- _WHAT THE TASK REQUIRES_: Repeat the whole of the data, keeping every detail the same.

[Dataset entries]
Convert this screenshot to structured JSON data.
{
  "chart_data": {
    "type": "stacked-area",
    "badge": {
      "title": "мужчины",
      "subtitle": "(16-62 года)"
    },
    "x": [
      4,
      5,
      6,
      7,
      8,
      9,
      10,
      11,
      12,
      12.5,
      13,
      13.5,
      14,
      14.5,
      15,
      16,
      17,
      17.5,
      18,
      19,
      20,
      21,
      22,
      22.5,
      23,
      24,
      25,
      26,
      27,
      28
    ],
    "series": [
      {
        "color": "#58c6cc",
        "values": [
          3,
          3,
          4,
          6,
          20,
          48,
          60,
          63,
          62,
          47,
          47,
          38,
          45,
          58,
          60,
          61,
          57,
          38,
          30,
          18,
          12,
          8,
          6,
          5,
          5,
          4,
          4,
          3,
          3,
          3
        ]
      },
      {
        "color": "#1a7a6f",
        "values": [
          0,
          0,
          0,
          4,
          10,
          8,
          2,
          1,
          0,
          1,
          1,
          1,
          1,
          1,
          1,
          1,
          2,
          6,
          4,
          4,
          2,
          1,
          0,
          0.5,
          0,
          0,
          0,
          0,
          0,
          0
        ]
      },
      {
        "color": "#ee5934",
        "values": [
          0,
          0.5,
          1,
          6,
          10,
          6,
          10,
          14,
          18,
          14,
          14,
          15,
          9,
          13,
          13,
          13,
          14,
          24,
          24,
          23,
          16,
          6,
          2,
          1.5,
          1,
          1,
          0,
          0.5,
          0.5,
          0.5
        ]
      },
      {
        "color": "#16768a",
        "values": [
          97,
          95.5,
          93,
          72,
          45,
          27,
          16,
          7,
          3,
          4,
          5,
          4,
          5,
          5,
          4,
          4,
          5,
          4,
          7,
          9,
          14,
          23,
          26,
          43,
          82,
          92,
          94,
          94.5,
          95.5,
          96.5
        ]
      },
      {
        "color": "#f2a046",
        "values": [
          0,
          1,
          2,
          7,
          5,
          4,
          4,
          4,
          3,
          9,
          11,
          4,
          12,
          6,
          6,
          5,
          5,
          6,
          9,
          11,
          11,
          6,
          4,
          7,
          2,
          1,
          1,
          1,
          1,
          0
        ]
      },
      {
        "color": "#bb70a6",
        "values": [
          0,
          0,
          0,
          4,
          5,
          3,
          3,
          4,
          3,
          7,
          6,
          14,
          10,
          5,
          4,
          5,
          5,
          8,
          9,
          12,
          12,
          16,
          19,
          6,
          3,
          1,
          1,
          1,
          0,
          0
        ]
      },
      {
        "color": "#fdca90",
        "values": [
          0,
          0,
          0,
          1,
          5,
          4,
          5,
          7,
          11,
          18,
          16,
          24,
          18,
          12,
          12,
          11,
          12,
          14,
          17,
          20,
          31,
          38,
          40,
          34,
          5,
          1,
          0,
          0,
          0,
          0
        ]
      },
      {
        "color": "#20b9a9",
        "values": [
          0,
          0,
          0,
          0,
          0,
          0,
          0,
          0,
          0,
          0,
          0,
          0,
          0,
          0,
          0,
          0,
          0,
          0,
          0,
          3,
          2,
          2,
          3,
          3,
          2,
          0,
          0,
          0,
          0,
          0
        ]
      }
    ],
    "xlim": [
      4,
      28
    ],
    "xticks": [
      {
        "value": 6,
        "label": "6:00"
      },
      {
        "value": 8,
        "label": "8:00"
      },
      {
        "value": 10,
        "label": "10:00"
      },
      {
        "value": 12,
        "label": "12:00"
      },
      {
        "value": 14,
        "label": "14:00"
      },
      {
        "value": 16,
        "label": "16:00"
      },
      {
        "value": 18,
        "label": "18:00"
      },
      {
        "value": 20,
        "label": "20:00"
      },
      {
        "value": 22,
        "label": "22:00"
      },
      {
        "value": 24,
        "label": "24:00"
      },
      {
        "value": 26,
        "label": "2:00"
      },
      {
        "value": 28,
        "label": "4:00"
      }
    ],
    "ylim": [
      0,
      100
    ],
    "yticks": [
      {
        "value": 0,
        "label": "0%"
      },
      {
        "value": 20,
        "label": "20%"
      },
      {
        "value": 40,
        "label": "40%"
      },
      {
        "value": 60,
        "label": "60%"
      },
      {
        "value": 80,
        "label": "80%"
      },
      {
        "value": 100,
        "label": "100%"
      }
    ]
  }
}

- _RESULT FOR THIS TASK_:
Convert this screenshot to structured JSON data.
{
  "chart_data": {
    "type": "stacked-area",
    "badge": {
      "title": "мужчины",
      "subtitle": "(16-62 года)"
    },
    "x": [
      4,
      5,
      6,
      7,
      8,
      9,
      10,
      11,
      12,
      12.5,
      13,
      13.5,
      14,
      14.5,
      15,
      16,
      17,
      17.5,
      18,
      19,
      20,
      21,
      22,
      22.5,
      23,
      24,
      25,
      26,
      27,
      28
    ],
    "series": [
      {
        "color": "#58c6cc",
        "values": [
          3,
          3,
          4,
          6,
          20,
          48,
          60,
          63,
          62,
          47,
          47,
          38,
          45,
          58,
          60,
          61,
          57,
          38,
          30,
          18,
          12,
          8,
          6,
          5,
          5,
          4,
          4,
          3,
          3,
          3
        ]
      },
      {
        "color": "#1a7a6f",
        "values": [
          0,
          0,
          0,
          4,
          10,
          8,
          2,
          1,
          0,
          1,
          1,
          1,
          1,
          1,
          1,
          1,
          2,
          6,
          4,
          4,
          2,
          1,
          0,
          0.5,
          0,
          0,
          0,
          0,
          0,
          0
        ]
      },
      {
        "color": "#ee5934",
        "values": [
          0,
          0.5,
          1,
          6,
          10,
          6,
          10,
          14,
          18,
          14,
          14,
          15,
          9,
          13,
          13,
          13,
          14,
          24,
          24,
          23,
          16,
          6,
          2,
          1.5,
          1,
          1,
          0,
          0.5,
          0.5,
          0.5
        ]
      },
      {
        "color": "#16768a",
        "values": [
          97,
          95.5,
          93,
          72,
          45,
          27,
          16,
          7,
          3,
          4,
          5,
          4,
          5,
          5,
          4,
          4,
          5,
          4,
          7,
          9,
          14,
          23,
          26,
          43,
          82,
          92,
          94,
          94.5,
          95.5,
          96.5
        ]
      },
      {
        "color": "#f2a046",
        "values": [
          0,
          1,
          2,
          7,
          5,
          4,
          4,
          4,
          3,
          9,
          11,
          4,
          12,
          6,
          6,
          5,
          5,
          6,
          9,
          11,
          11,
          6,
          4,
          7,
          2,
          1,
          1,
          1,
          1,
          0
        ]
      },
      {
        "color": "#bb70a6",
        "values": [
          0,
          0,
          0,
          4,
          5,
          3,
          3,
          4,
          3,
          7,
          6,
          14,
          10,
          5,
          4,
          5,
          5,
          8,
          9,
          12,
          12,
          16,
          19,
          6,
          3,
          1,
          1,
          1,
          0,
          0
        ]
      },
      {
        "color": "#fdca90",
        "values": [
          0,
          0,
          0,
          1,
          5,
          4,
          5,
          7,
          11,
          18,
          16,
          24,
          18,
          12,
          12,
          11,
          12,
          14,
          17,
          20,
          31,
          38,
          40,
          34,
          5,
          1,
          0,
          0,
          0,
          0
        ]
      },
      {
        "color": "#20b9a9",
        "values": [
          0,
          0,
          0,
          0,
          0,
          0,
          0,
          0,
          0,
          0,
          0,
          0,
          0,
          0,
          0,
          0,
          0,
          0,
          0,
          3,
          2,
          2,
          3,
          3,
          2,
          0,
          0,
          0,
          0,
          0
        ]
      }
    ],
    "xlim": [
      4,
      28
    ],
    "xticks": [
      {
        "value": 6,
        "label": "6:00"
      },
      {
        "value": 8,
        "label": "8:00"
      },
      {
        "value": 10,
        "label": "10:00"
      },
      {
        "value": 12,
        "label": "12:00"
      },
      {
        "value": 14,
        "label": "14:00"
      },
      {
        "value": 16,
        "label": "16:00"
      },
      {
        "value": 18,
        "label": "18:00"
      },
      {
        "value": 20,
        "label": "20:00"
      },
      {
        "value": 22,
        "label": "22:00"
      },
      {
        "value": 24,
        "label": "24:00"
      },
      {
        "value": 26,
        "label": "2:00"
      },
      {
        "value": 28,
        "label": "4:00"
      }
    ],
    "ylim": [
      0,
      100
    ],
    "yticks": [
      {
        "value": 0,
        "label": "0%"
      },
      {
        "value": 20,
        "label": "20%"
      },
      {
        "value": 40,
        "label": "40%"
      },
      {
        "value": 60,
        "label": "60%"
      },
      {
        "value": 80,
        "label": "80%"
      },
      {
        "value": 100,
        "label": "100%"
      }
    ]
  }
}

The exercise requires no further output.